AIM OF THE EXERCISE:
The data below must be copied in full and without any change.

EXTRACTED MATERIAL:
......

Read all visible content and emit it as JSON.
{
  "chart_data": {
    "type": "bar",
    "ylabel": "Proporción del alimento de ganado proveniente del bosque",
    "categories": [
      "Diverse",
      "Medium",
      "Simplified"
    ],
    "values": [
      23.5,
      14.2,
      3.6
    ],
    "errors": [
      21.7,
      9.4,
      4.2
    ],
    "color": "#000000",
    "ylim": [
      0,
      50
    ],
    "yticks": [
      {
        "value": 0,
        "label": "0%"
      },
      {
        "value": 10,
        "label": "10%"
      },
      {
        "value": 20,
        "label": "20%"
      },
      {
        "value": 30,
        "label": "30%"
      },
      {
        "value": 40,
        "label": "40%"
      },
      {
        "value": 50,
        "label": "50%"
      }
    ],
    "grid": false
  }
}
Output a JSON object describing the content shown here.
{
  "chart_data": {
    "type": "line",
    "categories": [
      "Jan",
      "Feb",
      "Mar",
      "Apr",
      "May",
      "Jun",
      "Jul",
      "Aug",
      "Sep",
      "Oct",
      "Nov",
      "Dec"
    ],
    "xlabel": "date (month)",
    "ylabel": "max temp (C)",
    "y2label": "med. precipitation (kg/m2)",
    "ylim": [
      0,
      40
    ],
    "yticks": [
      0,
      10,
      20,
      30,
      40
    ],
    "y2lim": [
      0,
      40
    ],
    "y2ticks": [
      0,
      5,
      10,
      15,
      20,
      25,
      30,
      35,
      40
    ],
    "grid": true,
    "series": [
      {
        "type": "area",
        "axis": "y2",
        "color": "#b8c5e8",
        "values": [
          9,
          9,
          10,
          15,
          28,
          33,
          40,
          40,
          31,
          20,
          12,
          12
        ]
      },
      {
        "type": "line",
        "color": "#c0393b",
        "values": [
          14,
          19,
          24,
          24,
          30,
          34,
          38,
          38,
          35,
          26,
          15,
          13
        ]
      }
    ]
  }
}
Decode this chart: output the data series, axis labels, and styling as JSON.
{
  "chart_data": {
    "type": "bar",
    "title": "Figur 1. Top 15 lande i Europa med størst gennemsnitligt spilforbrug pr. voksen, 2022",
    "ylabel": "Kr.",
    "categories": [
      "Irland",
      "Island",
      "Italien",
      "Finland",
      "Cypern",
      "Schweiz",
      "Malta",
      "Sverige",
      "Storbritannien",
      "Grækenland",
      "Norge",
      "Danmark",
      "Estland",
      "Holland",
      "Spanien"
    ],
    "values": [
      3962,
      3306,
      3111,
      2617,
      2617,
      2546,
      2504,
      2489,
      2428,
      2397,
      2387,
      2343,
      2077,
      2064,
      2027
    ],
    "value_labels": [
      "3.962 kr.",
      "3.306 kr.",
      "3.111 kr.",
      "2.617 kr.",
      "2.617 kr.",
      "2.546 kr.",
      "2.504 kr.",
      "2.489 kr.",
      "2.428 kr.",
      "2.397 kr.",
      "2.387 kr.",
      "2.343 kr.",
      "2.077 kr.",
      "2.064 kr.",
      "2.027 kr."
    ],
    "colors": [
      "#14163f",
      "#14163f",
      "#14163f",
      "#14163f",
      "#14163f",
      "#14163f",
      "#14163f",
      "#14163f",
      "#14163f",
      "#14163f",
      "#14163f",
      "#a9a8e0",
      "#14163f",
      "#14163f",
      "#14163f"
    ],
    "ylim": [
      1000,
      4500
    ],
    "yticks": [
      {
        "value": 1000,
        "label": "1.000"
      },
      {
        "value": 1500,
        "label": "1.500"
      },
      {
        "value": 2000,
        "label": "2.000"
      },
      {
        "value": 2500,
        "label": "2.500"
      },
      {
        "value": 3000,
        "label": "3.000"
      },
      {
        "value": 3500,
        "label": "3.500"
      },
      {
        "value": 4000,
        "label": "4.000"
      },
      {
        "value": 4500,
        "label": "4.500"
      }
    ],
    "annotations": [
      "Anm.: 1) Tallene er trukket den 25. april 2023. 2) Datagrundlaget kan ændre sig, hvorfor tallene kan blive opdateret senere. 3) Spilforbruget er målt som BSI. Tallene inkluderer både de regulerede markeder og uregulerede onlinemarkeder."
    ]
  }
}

......

SOLUTION FOR THIS PROBLEM:
Read all visible content and emit it as JSON.
{
  "chart_data": {
    "type": "bar",
    "ylabel": "Proporción del alimento de ganado proveniente del bosque",
    "categories": [
      "Diverse",
      "Medium",
      "Simplified"
    ],
    "values": [
      23.5,
      14.2,
      3.6
    ],
    "errors": [
      21.7,
      9.4,
      4.2
    ],
    "color": "#000000",
    "ylim": [
      0,
      50
    ],
    "yticks": [
      {
        "value": 0,
        "label": "0%"
      },
      {
        "value": 10,
        "label": "10%"
      },
      {
        "value": 20,
        "label": "20%"
      },
      {
        "value": 30,
        "label": "30%"
      },
      {
        "value": 40,
        "label": "40%"
      },
      {
        "value": 50,
        "label": "50%"
      }
    ],
    "grid": false
  }
}
Output a JSON object describing the content shown here.
{
  "chart_data": {
    "type": "line",
    "categories": [
      "Jan",
      "Feb",
      "Mar",
      "Apr",
      "May",
      "Jun",
      "Jul",
      "Aug",
      "Sep",
      "Oct",
      "Nov",
      "Dec"
    ],
    "xlabel": "date (month)",
    "ylabel": "max temp (C)",
    "y2label": "med. precipitation (kg/m2)",
    "ylim": [
      0,
      40
    ],
    "yticks": [
      0,
      10,
      20,
      30,
      40
    ],
    "y2lim": [
      0,
      40
    ],
    "y2ticks": [
      0,
      5,
      10,
      15,
      20,
      25,
      30,
      35,
      40
    ],
    "grid": true,
    "series": [
      {
        "type": "area",
        "axis": "y2",
        "color": "#b8c5e8",
        "values": [
          9,
          9,
          10,
          15,
          28,
          33,
          40,
          40,
          31,
          20,
          12,
          12
        ]
      },
      {
        "type": "line",
        "color": "#c0393b",
        "values": [
          14,
          19,
          24,
          24,
          30,
          34,
          38,
          38,
          35,
          26,
          15,
          13
        ]
      }
    ]
  }
}
Decode this chart: output the data series, axis labels, and styling as JSON.
{
  "chart_data": {
    "type": "bar",
    "title": "Figur 1. Top 15 lande i Europa med størst gennemsnitligt spilforbrug pr. voksen, 2022",
    "ylabel": "Kr.",
    "categories": [
      "Irland",
      "Island",
      "Italien",
      "Finland",
      "Cypern",
      "Schweiz",
      "Malta",
      "Sverige",
      "Storbritannien",
      "Grækenland",
      "Norge",
      "Danmark",
      "Estland",
      "Holland",
      "Spanien"
    ],
    "values": [
      3962,
      3306,
      3111,
      2617,
      2617,
      2546,
      2504,
      2489,
      2428,
      2397,
      2387,
      2343,
      2077,
      2064,
      2027
    ],
    "value_labels": [
      "3.962 kr.",
      "3.306 kr.",
      "3.111 kr.",
      "2.617 kr.",
      "2.617 kr.",
      "2.546 kr.",
      "2.504 kr.",
      "2.489 kr.",
      "2.428 kr.",
      "2.397 kr.",
      "2.387 kr.",
      "2.343 kr.",
      "2.077 kr.",
      "2.064 kr.",
      "2.027 kr."
    ],
    "colors": [
      "#14163f",
      "#14163f",
      "#14163f",
      "#14163f",
      "#14163f",
      "#14163f",
      "#14163f",
      "#14163f",
      "#14163f",
      "#14163f",
      "#14163f",
      "#a9a8e0",
      "#14163f",
      "#14163f",
      "#14163f"
    ],
    "ylim": [
      1000,
      4500
    ],
    "yticks": [
      {
        "value": 1000,
        "label": "1.000"
      },
      {
        "value": 1500,
        "label": "1.500"
      },
      {
        "value": 2000,
        "label": "2.000"
      },
      {
        "value": 2500,
        "label": "2.500"
      },
      {
        "value": 3000,
        "label": "3.000"
      },
      {
        "value": 3500,
        "label": "3.500"
      },
      {
        "value": 4000,
        "label": "4.000"
      },
      {
        "value": 4500,
        "label": "4.500"
      }
    ],
    "annotations": [
      "Anm.: 1) Tallene er trukket den 25. april 2023. 2) Datagrundlaget kan ændre sig, hvorfor tallene kan blive opdateret senere. 3) Spilforbruget er målt som BSI. Tallene inkluderer både de regulerede markeder og uregulerede onlinemarkeder."
    ]
  }
}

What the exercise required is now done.